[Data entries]
■ ■ ■ ■ ■ ■ ■

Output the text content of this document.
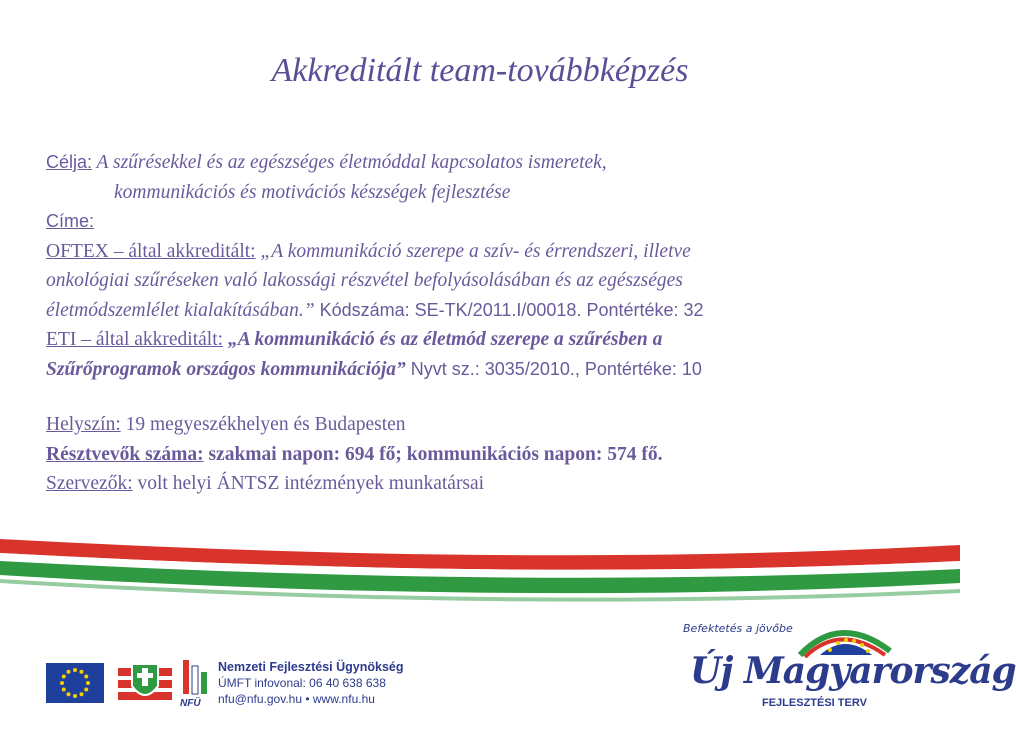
Akkreditált team-továbbképzés
Célja: A szűrésekkel és az egészséges életmóddal kapcsolatos ismeretek,
kommunikációs és motivációs készségek fejlesztése
Címe:
OFTEX – által akkreditált: „A kommunikáció szerepe a szív- és érrendszeri, illetve
onkológiai szűréseken való lakossági részvétel befolyásolásában és az egészséges
életmódszemlélet kialakításában.” Kódszáma: SE-TK/2011.I/00018. Pontértéke: 32
ETI – által akkreditált: „A kommunikáció és az életmód szerepe a szűrésben a
Szűrőprogramok országos kommunikációja” Nyvt sz.: 3035/2010., Pontértéke: 10
Helyszín: 19 megyeszékhelyen és Budapesten
Résztvevők száma: szakmai napon: 694 fő; kommunikációs napon: 574 fő.
Szervezők: volt helyi ÁNTSZ intézmények munkatársai
NFÜ
Nemzeti Fejlesztési Ügynökség
ÚMFT infovonal: 06 40 638 638
nfu@nfu.gov.hu • www.nfu.hu
Befektetés a jövőbe
Új Magyarország
FEJLESZTÉSI TERV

■ ■ ■ ■ ■ ■ ■

→ **GIVEN INSTRUCTION**:
Go through the records above and copy every line with the word "Pontértéke".

→ **ANSWER TO THE TASK**:
életmódszemlélet kialakításában.” Kódszáma: SE-TK/2011.I/00018. Pontértéke: 32
Szűrőprogramok országos kommunikációja” Nyvt sz.: 3035/2010., Pontértéke: 10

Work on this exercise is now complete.